— Start LISTED RECORDS —

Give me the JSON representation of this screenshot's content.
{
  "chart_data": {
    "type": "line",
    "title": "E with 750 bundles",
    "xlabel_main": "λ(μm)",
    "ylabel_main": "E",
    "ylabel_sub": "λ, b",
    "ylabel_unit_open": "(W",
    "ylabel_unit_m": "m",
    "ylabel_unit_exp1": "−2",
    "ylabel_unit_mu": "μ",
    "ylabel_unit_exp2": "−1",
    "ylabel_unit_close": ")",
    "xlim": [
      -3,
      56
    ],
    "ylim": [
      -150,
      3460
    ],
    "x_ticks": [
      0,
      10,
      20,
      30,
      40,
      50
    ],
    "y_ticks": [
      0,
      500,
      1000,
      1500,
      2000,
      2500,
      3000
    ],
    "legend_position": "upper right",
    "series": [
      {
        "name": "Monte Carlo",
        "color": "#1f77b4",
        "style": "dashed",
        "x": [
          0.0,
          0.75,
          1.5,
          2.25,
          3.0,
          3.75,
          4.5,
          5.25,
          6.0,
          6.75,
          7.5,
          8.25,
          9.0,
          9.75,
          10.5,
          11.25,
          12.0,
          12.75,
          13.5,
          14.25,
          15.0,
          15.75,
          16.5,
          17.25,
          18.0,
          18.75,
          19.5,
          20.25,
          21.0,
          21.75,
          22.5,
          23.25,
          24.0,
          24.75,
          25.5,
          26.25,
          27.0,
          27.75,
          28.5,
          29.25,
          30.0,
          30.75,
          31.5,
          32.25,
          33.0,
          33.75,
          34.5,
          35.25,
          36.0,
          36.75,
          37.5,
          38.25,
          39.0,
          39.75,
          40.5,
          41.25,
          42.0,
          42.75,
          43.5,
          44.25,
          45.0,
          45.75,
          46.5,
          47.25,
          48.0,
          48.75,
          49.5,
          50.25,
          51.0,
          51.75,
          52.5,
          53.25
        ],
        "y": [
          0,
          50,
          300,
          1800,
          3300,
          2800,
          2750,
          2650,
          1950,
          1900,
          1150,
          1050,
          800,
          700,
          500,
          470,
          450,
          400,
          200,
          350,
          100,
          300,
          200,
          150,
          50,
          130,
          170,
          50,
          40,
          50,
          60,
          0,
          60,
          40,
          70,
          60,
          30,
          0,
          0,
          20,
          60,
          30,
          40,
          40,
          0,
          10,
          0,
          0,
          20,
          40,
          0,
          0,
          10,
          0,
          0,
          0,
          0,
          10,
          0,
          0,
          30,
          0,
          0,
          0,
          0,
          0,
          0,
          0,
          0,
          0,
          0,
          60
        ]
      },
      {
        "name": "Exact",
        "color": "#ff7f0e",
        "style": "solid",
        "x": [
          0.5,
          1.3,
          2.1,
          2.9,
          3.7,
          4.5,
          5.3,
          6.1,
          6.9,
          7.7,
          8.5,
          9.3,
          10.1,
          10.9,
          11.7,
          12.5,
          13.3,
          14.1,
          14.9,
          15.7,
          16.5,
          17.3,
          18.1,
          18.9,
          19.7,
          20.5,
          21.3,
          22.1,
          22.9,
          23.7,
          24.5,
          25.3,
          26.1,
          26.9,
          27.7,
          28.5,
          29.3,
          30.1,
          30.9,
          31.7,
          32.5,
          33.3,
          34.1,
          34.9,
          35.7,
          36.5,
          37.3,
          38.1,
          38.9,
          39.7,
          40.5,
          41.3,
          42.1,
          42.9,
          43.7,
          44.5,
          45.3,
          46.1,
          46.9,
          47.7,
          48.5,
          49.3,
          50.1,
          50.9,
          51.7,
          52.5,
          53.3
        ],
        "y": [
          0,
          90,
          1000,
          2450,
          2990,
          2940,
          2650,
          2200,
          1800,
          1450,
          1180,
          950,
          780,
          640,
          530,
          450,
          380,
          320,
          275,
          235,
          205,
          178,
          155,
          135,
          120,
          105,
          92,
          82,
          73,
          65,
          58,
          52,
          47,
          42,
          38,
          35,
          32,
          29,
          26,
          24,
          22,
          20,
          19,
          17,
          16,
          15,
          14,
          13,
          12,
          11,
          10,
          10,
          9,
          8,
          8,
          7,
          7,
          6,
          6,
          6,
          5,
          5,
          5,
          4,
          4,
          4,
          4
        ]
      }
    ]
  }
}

— End LISTED RECORDS —

_TASK TO CARRY OUT_.
Repeat every line of the material exactly as given.

_EXERCISE RESPONSE_.
Give me the JSON representation of this screenshot's content.
{
  "chart_data": {
    "type": "line",
    "title": "E with 750 bundles",
    "xlabel_main": "λ(μm)",
    "ylabel_main": "E",
    "ylabel_sub": "λ, b",
    "ylabel_unit_open": "(W",
    "ylabel_unit_m": "m",
    "ylabel_unit_exp1": "−2",
    "ylabel_unit_mu": "μ",
    "ylabel_unit_exp2": "−1",
    "ylabel_unit_close": ")",
    "xlim": [
      -3,
      56
    ],
    "ylim": [
      -150,
      3460
    ],
    "x_ticks": [
      0,
      10,
      20,
      30,
      40,
      50
    ],
    "y_ticks": [
      0,
      500,
      1000,
      1500,
      2000,
      2500,
      3000
    ],
    "legend_position": "upper right",
    "series": [
      {
        "name": "Monte Carlo",
        "color": "#1f77b4",
        "style": "dashed",
        "x": [
          0.0,
          0.75,
          1.5,
          2.25,
          3.0,
          3.75,
          4.5,
          5.25,
          6.0,
          6.75,
          7.5,
          8.25,
          9.0,
          9.75,
          10.5,
          11.25,
          12.0,
          12.75,
          13.5,
          14.25,
          15.0,
          15.75,
          16.5,
          17.25,
          18.0,
          18.75,
          19.5,
          20.25,
          21.0,
          21.75,
          22.5,
          23.25,
          24.0,
          24.75,
          25.5,
          26.25,
          27.0,
          27.75,
          28.5,
          29.25,
          30.0,
          30.75,
          31.5,
          32.25,
          33.0,
          33.75,
          34.5,
          35.25,
          36.0,
          36.75,
          37.5,
          38.25,
          39.0,
          39.75,
          40.5,
          41.25,
          42.0,
          42.75,
          43.5,
          44.25,
          45.0,
          45.75,
          46.5,
          47.25,
          48.0,
          48.75,
          49.5,
          50.25,
          51.0,
          51.75,
          52.5,
          53.25
        ],
        "y": [
          0,
          50,
          300,
          1800,
          3300,
          2800,
          2750,
          2650,
          1950,
          1900,
          1150,
          1050,
          800,
          700,
          500,
          470,
          450,
          400,
          200,
          350,
          100,
          300,
          200,
          150,
          50,
          130,
          170,
          50,
          40,
          50,
          60,
          0,
          60,
          40,
          70,
          60,
          30,
          0,
          0,
          20,
          60,
          30,
          40,
          40,
          0,
          10,
          0,
          0,
          20,
          40,
          0,
          0,
          10,
          0,
          0,
          0,
          0,
          10,
          0,
          0,
          30,
          0,
          0,
          0,
          0,
          0,
          0,
          0,
          0,
          0,
          0,
          60
        ]
      },
      {
        "name": "Exact",
        "color": "#ff7f0e",
        "style": "solid",
        "x": [
          0.5,
          1.3,
          2.1,
          2.9,
          3.7,
          4.5,
          5.3,
          6.1,
          6.9,
          7.7,
          8.5,
          9.3,
          10.1,
          10.9,
          11.7,
          12.5,
          13.3,
          14.1,
          14.9,
          15.7,
          16.5,
          17.3,
          18.1,
          18.9,
          19.7,
          20.5,
          21.3,
          22.1,
          22.9,
          23.7,
          24.5,
          25.3,
          26.1,
          26.9,
          27.7,
          28.5,
          29.3,
          30.1,
          30.9,
          31.7,
          32.5,
          33.3,
          34.1,
          34.9,
          35.7,
          36.5,
          37.3,
          38.1,
          38.9,
          39.7,
          40.5,
          41.3,
          42.1,
          42.9,
          43.7,
          44.5,
          45.3,
          46.1,
          46.9,
          47.7,
          48.5,
          49.3,
          50.1,
          50.9,
          51.7,
          52.5,
          53.3
        ],
        "y": [
          0,
          90,
          1000,
          2450,
          2990,
          2940,
          2650,
          2200,
          1800,
          1450,
          1180,
          950,
          780,
          640,
          530,
          450,
          380,
          320,
          275,
          235,
          205,
          178,
          155,
          135,
          120,
          105,
          92,
          82,
          73,
          65,
          58,
          52,
          47,
          42,
          38,
          35,
          32,
          29,
          26,
          24,
          22,
          20,
          19,
          17,
          16,
          15,
          14,
          13,
          12,
          11,
          10,
          10,
          9,
          8,
          8,
          7,
          7,
          6,
          6,
          6,
          5,
          5,
          5,
          4,
          4,
          4,
          4
        ]
      }
    ]
  }
}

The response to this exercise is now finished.